■ **Aim**:
Leave out the pictures and restate the rest of the data exactly.

■ **Data listing**:

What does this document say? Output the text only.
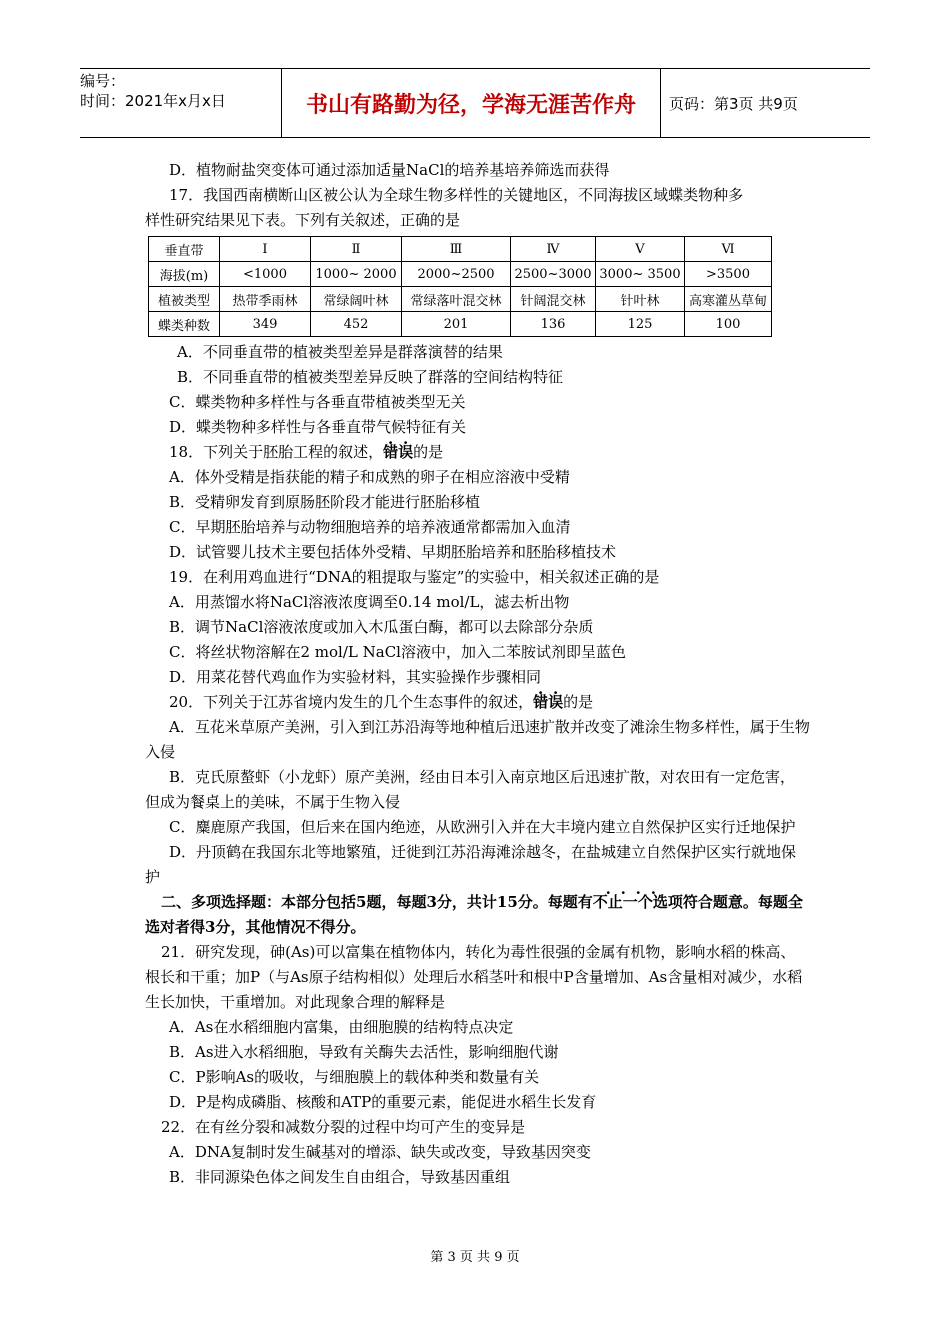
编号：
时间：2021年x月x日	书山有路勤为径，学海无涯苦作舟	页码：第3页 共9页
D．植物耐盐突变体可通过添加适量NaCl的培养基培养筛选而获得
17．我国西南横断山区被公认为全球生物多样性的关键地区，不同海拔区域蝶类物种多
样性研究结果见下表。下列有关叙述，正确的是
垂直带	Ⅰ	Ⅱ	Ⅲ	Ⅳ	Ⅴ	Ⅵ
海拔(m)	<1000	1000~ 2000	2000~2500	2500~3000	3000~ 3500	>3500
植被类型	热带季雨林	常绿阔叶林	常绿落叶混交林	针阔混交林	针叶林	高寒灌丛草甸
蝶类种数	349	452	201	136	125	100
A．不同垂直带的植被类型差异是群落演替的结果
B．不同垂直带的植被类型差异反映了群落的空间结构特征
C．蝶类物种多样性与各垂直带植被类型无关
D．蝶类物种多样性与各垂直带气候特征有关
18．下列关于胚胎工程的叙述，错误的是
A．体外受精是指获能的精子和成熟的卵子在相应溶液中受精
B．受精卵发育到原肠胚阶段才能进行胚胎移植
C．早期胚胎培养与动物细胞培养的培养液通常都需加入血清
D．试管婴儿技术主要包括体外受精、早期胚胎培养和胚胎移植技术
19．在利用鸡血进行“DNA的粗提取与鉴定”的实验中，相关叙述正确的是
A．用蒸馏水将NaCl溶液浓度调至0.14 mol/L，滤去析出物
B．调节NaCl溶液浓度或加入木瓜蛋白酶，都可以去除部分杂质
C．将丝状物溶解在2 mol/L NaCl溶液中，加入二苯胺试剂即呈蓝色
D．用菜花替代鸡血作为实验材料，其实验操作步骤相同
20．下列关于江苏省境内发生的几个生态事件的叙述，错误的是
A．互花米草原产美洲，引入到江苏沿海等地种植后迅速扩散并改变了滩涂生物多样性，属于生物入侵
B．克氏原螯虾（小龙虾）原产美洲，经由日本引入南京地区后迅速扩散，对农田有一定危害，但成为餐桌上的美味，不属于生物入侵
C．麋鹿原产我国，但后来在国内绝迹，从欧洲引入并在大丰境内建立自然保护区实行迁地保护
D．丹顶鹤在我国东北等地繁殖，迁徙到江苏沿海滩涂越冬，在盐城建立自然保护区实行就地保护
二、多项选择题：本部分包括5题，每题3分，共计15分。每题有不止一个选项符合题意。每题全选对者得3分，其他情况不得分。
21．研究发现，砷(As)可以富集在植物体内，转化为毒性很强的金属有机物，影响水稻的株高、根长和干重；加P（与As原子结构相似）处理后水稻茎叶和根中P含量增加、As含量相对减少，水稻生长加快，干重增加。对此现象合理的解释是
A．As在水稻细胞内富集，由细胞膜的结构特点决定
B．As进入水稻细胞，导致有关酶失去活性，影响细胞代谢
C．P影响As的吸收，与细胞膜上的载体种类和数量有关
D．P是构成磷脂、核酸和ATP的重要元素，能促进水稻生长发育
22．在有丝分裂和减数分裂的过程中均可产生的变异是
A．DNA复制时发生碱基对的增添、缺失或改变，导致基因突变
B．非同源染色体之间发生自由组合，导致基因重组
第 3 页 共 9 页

■ **Output of the task**:
What does this document say? Output the text only.
编号：
时间：2021年x月x日	书山有路勤为径，学海无涯苦作舟	页码：第3页 共9页
D．植物耐盐突变体可通过添加适量NaCl的培养基培养筛选而获得
17．我国西南横断山区被公认为全球生物多样性的关键地区，不同海拔区域蝶类物种多
样性研究结果见下表。下列有关叙述，正确的是
垂直带	Ⅰ	Ⅱ	Ⅲ	Ⅳ	Ⅴ	Ⅵ
海拔(m)	<1000	1000~ 2000	2000~2500	2500~3000	3000~ 3500	>3500
植被类型	热带季雨林	常绿阔叶林	常绿落叶混交林	针阔混交林	针叶林	高寒灌丛草甸
蝶类种数	349	452	201	136	125	100
A．不同垂直带的植被类型差异是群落演替的结果
B．不同垂直带的植被类型差异反映了群落的空间结构特征
C．蝶类物种多样性与各垂直带植被类型无关
D．蝶类物种多样性与各垂直带气候特征有关
18．下列关于胚胎工程的叙述，错误的是
A．体外受精是指获能的精子和成熟的卵子在相应溶液中受精
B．受精卵发育到原肠胚阶段才能进行胚胎移植
C．早期胚胎培养与动物细胞培养的培养液通常都需加入血清
D．试管婴儿技术主要包括体外受精、早期胚胎培养和胚胎移植技术
19．在利用鸡血进行“DNA的粗提取与鉴定”的实验中，相关叙述正确的是
A．用蒸馏水将NaCl溶液浓度调至0.14 mol/L，滤去析出物
B．调节NaCl溶液浓度或加入木瓜蛋白酶，都可以去除部分杂质
C．将丝状物溶解在2 mol/L NaCl溶液中，加入二苯胺试剂即呈蓝色
D．用菜花替代鸡血作为实验材料，其实验操作步骤相同
20．下列关于江苏省境内发生的几个生态事件的叙述，错误的是
A．互花米草原产美洲，引入到江苏沿海等地种植后迅速扩散并改变了滩涂生物多样性，属于生物入侵
B．克氏原螯虾（小龙虾）原产美洲，经由日本引入南京地区后迅速扩散，对农田有一定危害，但成为餐桌上的美味，不属于生物入侵
C．麋鹿原产我国，但后来在国内绝迹，从欧洲引入并在大丰境内建立自然保护区实行迁地保护
D．丹顶鹤在我国东北等地繁殖，迁徙到江苏沿海滩涂越冬，在盐城建立自然保护区实行就地保护
二、多项选择题：本部分包括5题，每题3分，共计15分。每题有不止一个选项符合题意。每题全选对者得3分，其他情况不得分。
21．研究发现，砷(As)可以富集在植物体内，转化为毒性很强的金属有机物，影响水稻的株高、根长和干重；加P（与As原子结构相似）处理后水稻茎叶和根中P含量增加、As含量相对减少，水稻生长加快，干重增加。对此现象合理的解释是
A．As在水稻细胞内富集，由细胞膜的结构特点决定
B．As进入水稻细胞，导致有关酶失去活性，影响细胞代谢
C．P影响As的吸收，与细胞膜上的载体种类和数量有关
D．P是构成磷脂、核酸和ATP的重要元素，能促进水稻生长发育
22．在有丝分裂和减数分裂的过程中均可产生的变异是
A．DNA复制时发生碱基对的增添、缺失或改变，导致基因突变
B．非同源染色体之间发生自由组合，导致基因重组
第 3 页 共 9 页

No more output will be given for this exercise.